What to produce: Copy each of the entries below faithfully, setting aside any pictures.

Given data:
───
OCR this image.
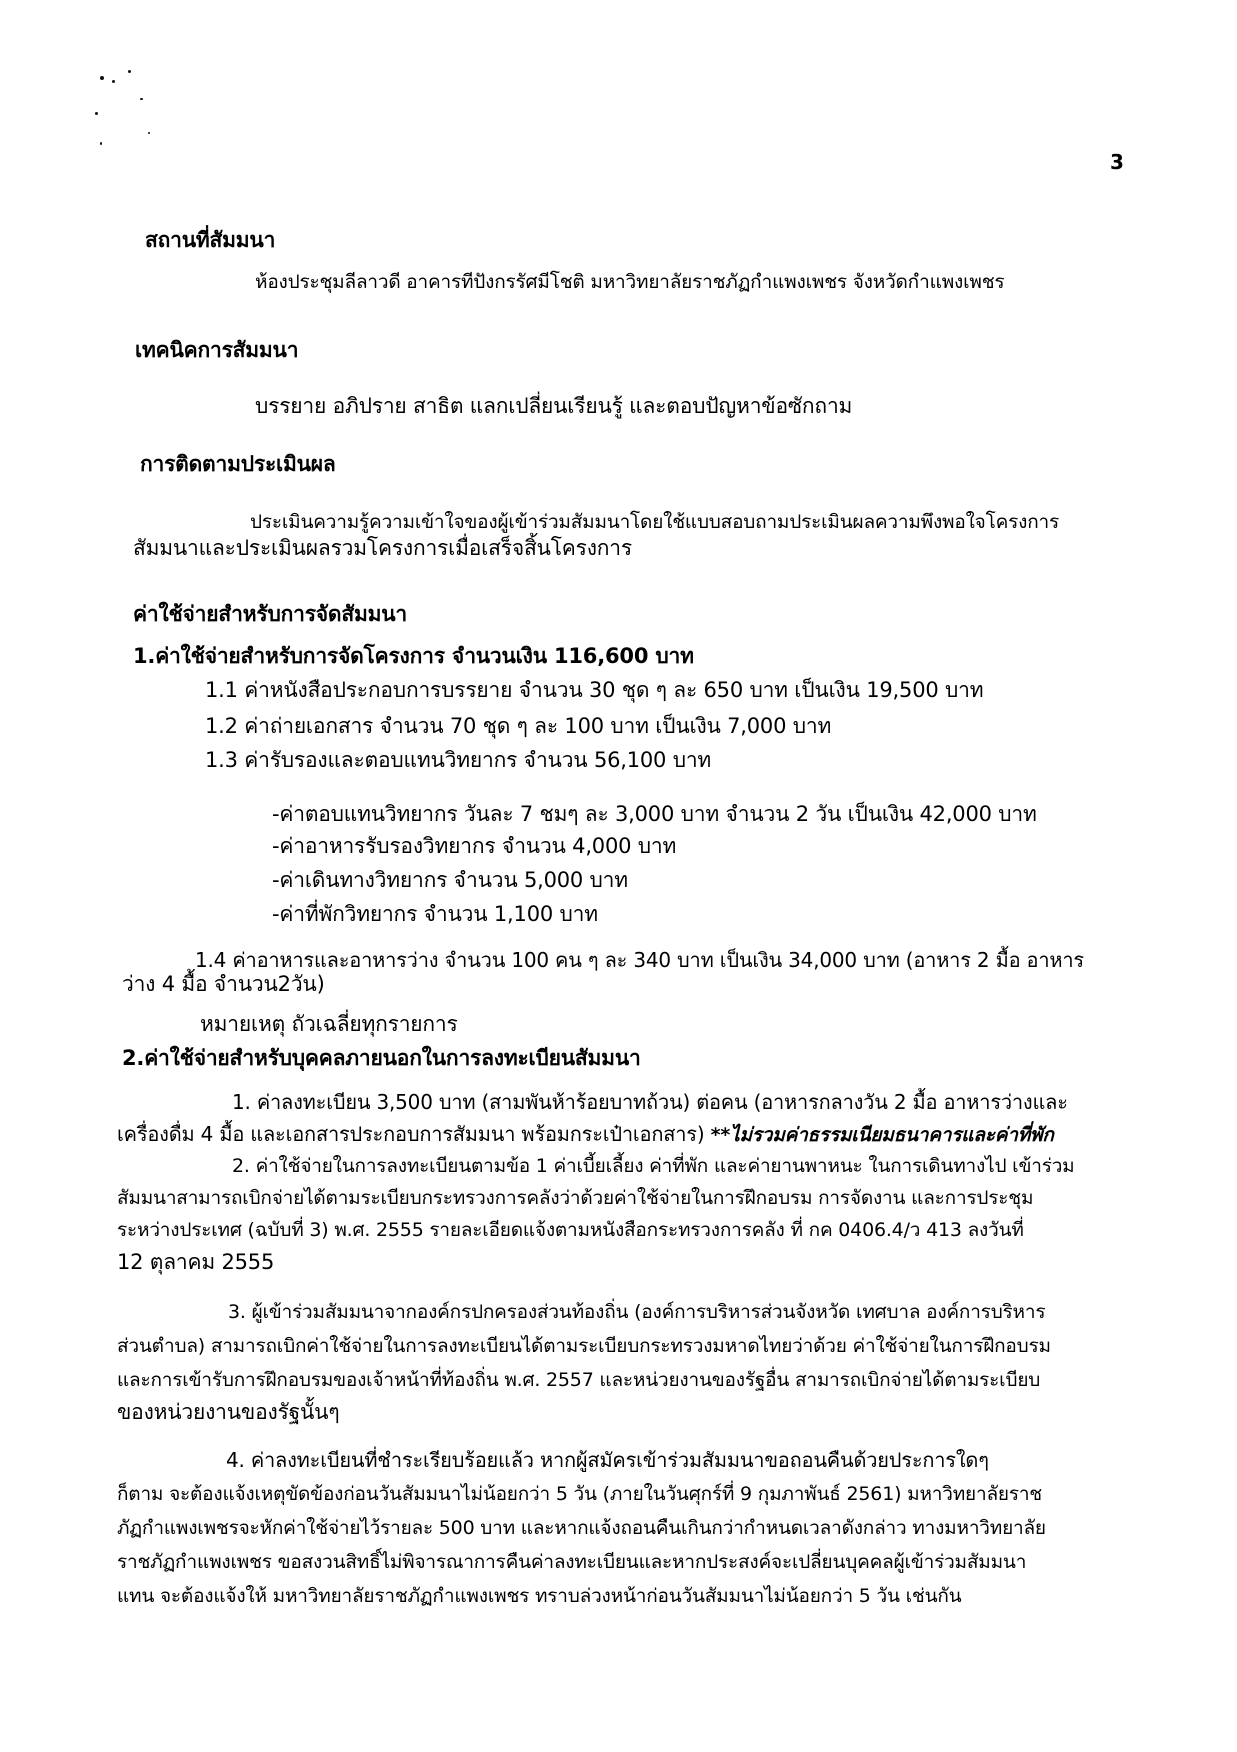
3
สถานที่สัมมนา
ห้องประชุมลีลาวดี อาคารทีปังกรรัศมีโชติ มหาวิทยาลัยราชภัฏกำแพงเพชร จังหวัดกำแพงเพชร
เทคนิคการสัมมนา
บรรยาย อภิปราย สาธิต แลกเปลี่ยนเรียนรู้ และตอบปัญหาข้อซักถาม
การติดตามประเมินผล
ประเมินความรู้ความเข้าใจของผู้เข้าร่วมสัมมนาโดยใช้แบบสอบถามประเมินผลความพึงพอใจโครงการ
สัมมนาและประเมินผลรวมโครงการเมื่อเสร็จสิ้นโครงการ
ค่าใช้จ่ายสำหรับการจัดสัมมนา
1.ค่าใช้จ่ายสำหรับการจัดโครงการ จำนวนเงิน 116,600 บาท
1.1 ค่าหนังสือประกอบการบรรยาย จำนวน 30 ชุด ๆ ละ 650 บาท เป็นเงิน 19,500 บาท
1.2 ค่าถ่ายเอกสาร จำนวน 70 ชุด ๆ ละ 100 บาท เป็นเงิน 7,000 บาท
1.3 ค่ารับรองและตอบแทนวิทยากร จำนวน 56,100 บาท
-ค่าตอบแทนวิทยากร วันละ 7 ชมๆ ละ 3,000 บาท จำนวน 2 วัน เป็นเงิน 42,000 บาท
-ค่าอาหารรับรองวิทยากร จำนวน 4,000 บาท
-ค่าเดินทางวิทยากร จำนวน 5,000 บาท
-ค่าที่พักวิทยากร จำนวน 1,100 บาท
1.4 ค่าอาหารและอาหารว่าง จำนวน 100 คน ๆ ละ 340 บาท เป็นเงิน 34,000 บาท (อาหาร 2 มื้อ อาหาร
ว่าง 4 มื้อ จำนวน2วัน)
หมายเหตุ ถัวเฉลี่ยทุกรายการ
2.ค่าใช้จ่ายสำหรับบุคคลภายนอกในการลงทะเบียนสัมมนา
1. ค่าลงทะเบียน 3,500 บาท (สามพันห้าร้อยบาทถ้วน) ต่อคน (อาหารกลางวัน 2 มื้อ อาหารว่างและ
เครื่องดื่ม 4 มื้อ และเอกสารประกอบการสัมมนา พร้อมกระเป๋าเอกสาร) **ไม่รวมค่าธรรมเนียมธนาคารและค่าที่พัก
2. ค่าใช้จ่ายในการลงทะเบียนตามข้อ 1 ค่าเบี้ยเลี้ยง ค่าที่พัก และค่ายานพาหนะ ในการเดินทางไป เข้าร่วม
สัมมนาสามารถเบิกจ่ายได้ตามระเบียบกระทรวงการคลังว่าด้วยค่าใช้จ่ายในการฝึกอบรม การจัดงาน และการประชุม
ระหว่างประเทศ (ฉบับที่ 3) พ.ศ. 2555 รายละเอียดแจ้งตามหนังสือกระทรวงการคลัง ที่ กค 0406.4/ว 413 ลงวันที่
12 ตุลาคม 2555
3. ผู้เข้าร่วมสัมมนาจากองค์กรปกครองส่วนท้องถิ่น (องค์การบริหารส่วนจังหวัด เทศบาล องค์การบริหาร
ส่วนตำบล) สามารถเบิกค่าใช้จ่ายในการลงทะเบียนได้ตามระเบียบกระทรวงมหาดไทยว่าด้วย ค่าใช้จ่ายในการฝึกอบรม
และการเข้ารับการฝึกอบรมของเจ้าหน้าที่ท้องถิ่น พ.ศ. 2557 และหน่วยงานของรัฐอื่น สามารถเบิกจ่ายได้ตามระเบียบ
ของหน่วยงานของรัฐนั้นๆ
4. ค่าลงทะเบียนที่ชำระเรียบร้อยแล้ว หากผู้สมัครเข้าร่วมสัมมนาขอถอนคืนด้วยประการใดๆ
ก็ตาม จะต้องแจ้งเหตุขัดข้องก่อนวันสัมมนาไม่น้อยกว่า 5 วัน (ภายในวันศุกร์ที่ 9 กุมภาพันธ์ 2561) มหาวิทยาลัยราช
ภัฏกำแพงเพชรจะหักค่าใช้จ่ายไว้รายละ 500 บาท และหากแจ้งถอนคืนเกินกว่ากำหนดเวลาดังกล่าว ทางมหาวิทยาลัย
ราชภัฏกำแพงเพชร ขอสงวนสิทธิ์ไม่พิจารณาการคืนค่าลงทะเบียนและหากประสงค์จะเปลี่ยนบุคคลผู้เข้าร่วมสัมมนา
แทน จะต้องแจ้งให้ มหาวิทยาลัยราชภัฏกำแพงเพชร ทราบล่วงหน้าก่อนวันสัมมนาไม่น้อยกว่า 5 วัน เช่นกัน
───
Full output:
OCR this image.
3
สถานที่สัมมนา
ห้องประชุมลีลาวดี อาคารทีปังกรรัศมีโชติ มหาวิทยาลัยราชภัฏกำแพงเพชร จังหวัดกำแพงเพชร
เทคนิคการสัมมนา
บรรยาย อภิปราย สาธิต แลกเปลี่ยนเรียนรู้ และตอบปัญหาข้อซักถาม
การติดตามประเมินผล
ประเมินความรู้ความเข้าใจของผู้เข้าร่วมสัมมนาโดยใช้แบบสอบถามประเมินผลความพึงพอใจโครงการ
สัมมนาและประเมินผลรวมโครงการเมื่อเสร็จสิ้นโครงการ
ค่าใช้จ่ายสำหรับการจัดสัมมนา
1.ค่าใช้จ่ายสำหรับการจัดโครงการ จำนวนเงิน 116,600 บาท
1.1 ค่าหนังสือประกอบการบรรยาย จำนวน 30 ชุด ๆ ละ 650 บาท เป็นเงิน 19,500 บาท
1.2 ค่าถ่ายเอกสาร จำนวน 70 ชุด ๆ ละ 100 บาท เป็นเงิน 7,000 บาท
1.3 ค่ารับรองและตอบแทนวิทยากร จำนวน 56,100 บาท
-ค่าตอบแทนวิทยากร วันละ 7 ชมๆ ละ 3,000 บาท จำนวน 2 วัน เป็นเงิน 42,000 บาท
-ค่าอาหารรับรองวิทยากร จำนวน 4,000 บาท
-ค่าเดินทางวิทยากร จำนวน 5,000 บาท
-ค่าที่พักวิทยากร จำนวน 1,100 บาท
1.4 ค่าอาหารและอาหารว่าง จำนวน 100 คน ๆ ละ 340 บาท เป็นเงิน 34,000 บาท (อาหาร 2 มื้อ อาหาร
ว่าง 4 มื้อ จำนวน2วัน)
หมายเหตุ ถัวเฉลี่ยทุกรายการ
2.ค่าใช้จ่ายสำหรับบุคคลภายนอกในการลงทะเบียนสัมมนา
1. ค่าลงทะเบียน 3,500 บาท (สามพันห้าร้อยบาทถ้วน) ต่อคน (อาหารกลางวัน 2 มื้อ อาหารว่างและ
เครื่องดื่ม 4 มื้อ และเอกสารประกอบการสัมมนา พร้อมกระเป๋าเอกสาร) **ไม่รวมค่าธรรมเนียมธนาคารและค่าที่พัก
2. ค่าใช้จ่ายในการลงทะเบียนตามข้อ 1 ค่าเบี้ยเลี้ยง ค่าที่พัก และค่ายานพาหนะ ในการเดินทางไป เข้าร่วม
สัมมนาสามารถเบิกจ่ายได้ตามระเบียบกระทรวงการคลังว่าด้วยค่าใช้จ่ายในการฝึกอบรม การจัดงาน และการประชุม
ระหว่างประเทศ (ฉบับที่ 3) พ.ศ. 2555 รายละเอียดแจ้งตามหนังสือกระทรวงการคลัง ที่ กค 0406.4/ว 413 ลงวันที่
12 ตุลาคม 2555
3. ผู้เข้าร่วมสัมมนาจากองค์กรปกครองส่วนท้องถิ่น (องค์การบริหารส่วนจังหวัด เทศบาล องค์การบริหาร
ส่วนตำบล) สามารถเบิกค่าใช้จ่ายในการลงทะเบียนได้ตามระเบียบกระทรวงมหาดไทยว่าด้วย ค่าใช้จ่ายในการฝึกอบรม
และการเข้ารับการฝึกอบรมของเจ้าหน้าที่ท้องถิ่น พ.ศ. 2557 และหน่วยงานของรัฐอื่น สามารถเบิกจ่ายได้ตามระเบียบ
ของหน่วยงานของรัฐนั้นๆ
4. ค่าลงทะเบียนที่ชำระเรียบร้อยแล้ว หากผู้สมัครเข้าร่วมสัมมนาขอถอนคืนด้วยประการใดๆ
ก็ตาม จะต้องแจ้งเหตุขัดข้องก่อนวันสัมมนาไม่น้อยกว่า 5 วัน (ภายในวันศุกร์ที่ 9 กุมภาพันธ์ 2561) มหาวิทยาลัยราช
ภัฏกำแพงเพชรจะหักค่าใช้จ่ายไว้รายละ 500 บาท และหากแจ้งถอนคืนเกินกว่ากำหนดเวลาดังกล่าว ทางมหาวิทยาลัย
ราชภัฏกำแพงเพชร ขอสงวนสิทธิ์ไม่พิจารณาการคืนค่าลงทะเบียนและหากประสงค์จะเปลี่ยนบุคคลผู้เข้าร่วมสัมมนา
แทน จะต้องแจ้งให้ มหาวิทยาลัยราชภัฏกำแพงเพชร ทราบล่วงหน้าก่อนวันสัมมนาไม่น้อยกว่า 5 วัน เช่นกัน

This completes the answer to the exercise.